▶ DATA PROVIDED:
* * * *

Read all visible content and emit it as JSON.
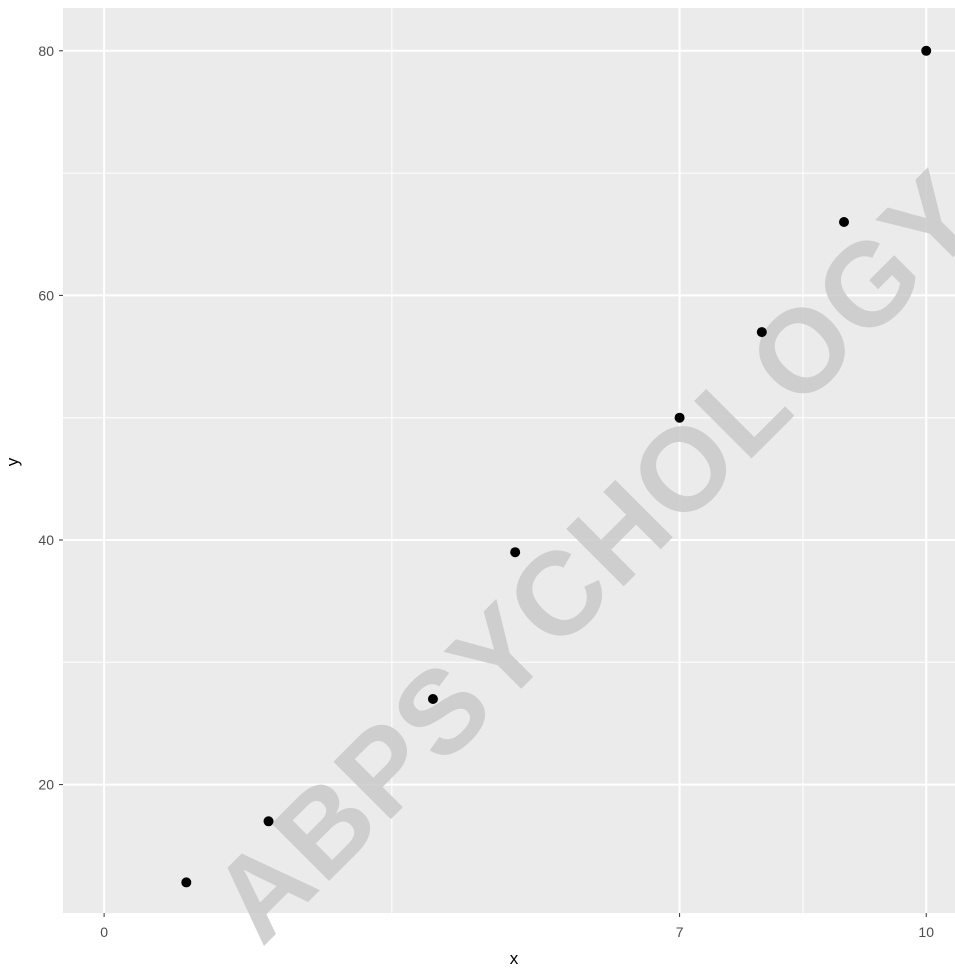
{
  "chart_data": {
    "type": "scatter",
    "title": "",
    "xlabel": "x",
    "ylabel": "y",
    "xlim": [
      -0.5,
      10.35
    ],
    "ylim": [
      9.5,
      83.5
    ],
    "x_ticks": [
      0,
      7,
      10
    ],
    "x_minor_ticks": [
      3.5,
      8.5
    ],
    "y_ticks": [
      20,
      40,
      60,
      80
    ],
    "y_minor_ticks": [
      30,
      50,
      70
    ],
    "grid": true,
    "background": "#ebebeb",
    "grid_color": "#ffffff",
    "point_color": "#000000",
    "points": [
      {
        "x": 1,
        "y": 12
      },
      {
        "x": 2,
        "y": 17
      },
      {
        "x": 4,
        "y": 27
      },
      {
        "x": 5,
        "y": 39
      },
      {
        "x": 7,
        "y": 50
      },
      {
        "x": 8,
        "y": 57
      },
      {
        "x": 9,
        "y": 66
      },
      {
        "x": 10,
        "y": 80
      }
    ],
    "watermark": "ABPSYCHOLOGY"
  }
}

* * * *

Write out the whole listing exactly, and drop the pictures.

▶ FINISHED TASK:
Read all visible content and emit it as JSON.
{
  "chart_data": {
    "type": "scatter",
    "title": "",
    "xlabel": "x",
    "ylabel": "y",
    "xlim": [
      -0.5,
      10.35
    ],
    "ylim": [
      9.5,
      83.5
    ],
    "x_ticks": [
      0,
      7,
      10
    ],
    "x_minor_ticks": [
      3.5,
      8.5
    ],
    "y_ticks": [
      20,
      40,
      60,
      80
    ],
    "y_minor_ticks": [
      30,
      50,
      70
    ],
    "grid": true,
    "background": "#ebebeb",
    "grid_color": "#ffffff",
    "point_color": "#000000",
    "points": [
      {
        "x": 1,
        "y": 12
      },
      {
        "x": 2,
        "y": 17
      },
      {
        "x": 4,
        "y": 27
      },
      {
        "x": 5,
        "y": 39
      },
      {
        "x": 7,
        "y": 50
      },
      {
        "x": 8,
        "y": 57
      },
      {
        "x": 9,
        "y": 66
      },
      {
        "x": 10,
        "y": 80
      }
    ],
    "watermark": "ABPSYCHOLOGY"
  }
}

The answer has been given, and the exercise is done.